# Exercise requirements
Single out each line with the word "this" and copy it.

# Exercise input
:::
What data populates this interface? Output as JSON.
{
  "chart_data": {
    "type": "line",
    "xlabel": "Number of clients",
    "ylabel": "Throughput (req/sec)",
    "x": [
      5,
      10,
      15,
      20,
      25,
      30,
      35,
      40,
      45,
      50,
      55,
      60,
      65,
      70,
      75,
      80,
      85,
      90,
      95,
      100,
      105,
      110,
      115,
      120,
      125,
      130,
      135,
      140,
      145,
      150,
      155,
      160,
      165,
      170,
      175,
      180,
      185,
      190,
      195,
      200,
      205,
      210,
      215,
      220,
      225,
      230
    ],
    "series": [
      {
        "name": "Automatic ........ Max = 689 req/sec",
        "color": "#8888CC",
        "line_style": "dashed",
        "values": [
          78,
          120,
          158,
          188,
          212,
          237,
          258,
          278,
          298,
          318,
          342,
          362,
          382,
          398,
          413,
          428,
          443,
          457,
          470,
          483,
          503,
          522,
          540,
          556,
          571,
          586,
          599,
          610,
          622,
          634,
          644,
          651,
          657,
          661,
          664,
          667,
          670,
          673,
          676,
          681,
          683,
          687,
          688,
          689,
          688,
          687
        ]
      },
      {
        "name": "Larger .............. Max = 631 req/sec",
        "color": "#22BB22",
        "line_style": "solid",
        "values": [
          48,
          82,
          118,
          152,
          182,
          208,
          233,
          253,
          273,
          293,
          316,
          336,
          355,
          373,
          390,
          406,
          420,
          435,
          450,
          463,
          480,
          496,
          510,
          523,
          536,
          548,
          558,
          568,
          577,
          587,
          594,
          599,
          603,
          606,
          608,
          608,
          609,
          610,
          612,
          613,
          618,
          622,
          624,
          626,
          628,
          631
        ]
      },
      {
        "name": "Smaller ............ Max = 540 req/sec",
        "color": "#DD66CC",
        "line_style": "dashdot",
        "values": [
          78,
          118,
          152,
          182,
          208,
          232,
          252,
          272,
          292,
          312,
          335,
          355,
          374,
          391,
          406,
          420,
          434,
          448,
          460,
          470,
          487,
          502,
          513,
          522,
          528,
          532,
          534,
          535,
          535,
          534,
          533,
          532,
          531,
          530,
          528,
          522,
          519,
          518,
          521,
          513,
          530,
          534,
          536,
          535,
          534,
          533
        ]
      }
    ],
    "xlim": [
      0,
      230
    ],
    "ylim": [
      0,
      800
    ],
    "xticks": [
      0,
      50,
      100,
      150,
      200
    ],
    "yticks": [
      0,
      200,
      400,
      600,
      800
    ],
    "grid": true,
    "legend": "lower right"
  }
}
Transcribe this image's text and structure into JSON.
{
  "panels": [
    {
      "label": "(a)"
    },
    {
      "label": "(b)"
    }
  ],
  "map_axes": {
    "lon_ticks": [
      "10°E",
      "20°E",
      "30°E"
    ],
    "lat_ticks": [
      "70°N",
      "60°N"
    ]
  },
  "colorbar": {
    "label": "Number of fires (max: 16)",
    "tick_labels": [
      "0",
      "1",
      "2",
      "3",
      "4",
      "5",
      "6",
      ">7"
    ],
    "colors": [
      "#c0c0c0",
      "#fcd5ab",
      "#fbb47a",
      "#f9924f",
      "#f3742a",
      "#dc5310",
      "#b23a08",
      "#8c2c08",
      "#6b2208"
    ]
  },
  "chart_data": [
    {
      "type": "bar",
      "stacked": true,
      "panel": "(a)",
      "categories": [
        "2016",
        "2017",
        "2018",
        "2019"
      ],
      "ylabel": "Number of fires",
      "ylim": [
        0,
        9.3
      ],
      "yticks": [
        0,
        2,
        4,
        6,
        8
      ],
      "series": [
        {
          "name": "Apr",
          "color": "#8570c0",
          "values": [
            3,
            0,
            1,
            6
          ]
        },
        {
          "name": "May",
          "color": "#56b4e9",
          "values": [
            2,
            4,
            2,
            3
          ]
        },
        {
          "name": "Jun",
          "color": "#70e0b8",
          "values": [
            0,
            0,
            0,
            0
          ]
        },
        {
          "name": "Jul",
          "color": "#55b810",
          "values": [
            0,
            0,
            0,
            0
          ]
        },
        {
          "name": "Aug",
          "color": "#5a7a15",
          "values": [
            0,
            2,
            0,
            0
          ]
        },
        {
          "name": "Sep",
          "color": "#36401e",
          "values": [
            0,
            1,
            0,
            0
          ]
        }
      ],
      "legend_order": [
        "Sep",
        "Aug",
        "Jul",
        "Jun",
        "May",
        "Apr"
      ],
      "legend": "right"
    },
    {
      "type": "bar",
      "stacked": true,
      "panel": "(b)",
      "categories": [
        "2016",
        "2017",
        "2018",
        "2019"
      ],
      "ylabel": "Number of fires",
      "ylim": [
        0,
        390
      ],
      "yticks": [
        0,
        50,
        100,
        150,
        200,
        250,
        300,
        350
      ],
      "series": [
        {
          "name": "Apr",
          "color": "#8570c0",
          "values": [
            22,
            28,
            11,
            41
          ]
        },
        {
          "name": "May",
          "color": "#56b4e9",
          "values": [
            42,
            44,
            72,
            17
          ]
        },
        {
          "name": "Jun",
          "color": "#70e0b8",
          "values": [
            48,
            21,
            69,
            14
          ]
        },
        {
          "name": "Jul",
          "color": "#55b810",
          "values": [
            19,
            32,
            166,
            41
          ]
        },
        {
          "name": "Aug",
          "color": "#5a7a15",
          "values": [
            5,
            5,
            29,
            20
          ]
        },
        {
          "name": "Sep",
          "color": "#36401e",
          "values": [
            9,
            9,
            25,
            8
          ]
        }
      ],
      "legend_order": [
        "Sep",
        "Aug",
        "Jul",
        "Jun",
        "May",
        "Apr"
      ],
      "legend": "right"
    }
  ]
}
:::
# Written solution
What data populates this interface? Output as JSON.
Transcribe this image's text and structure into JSON.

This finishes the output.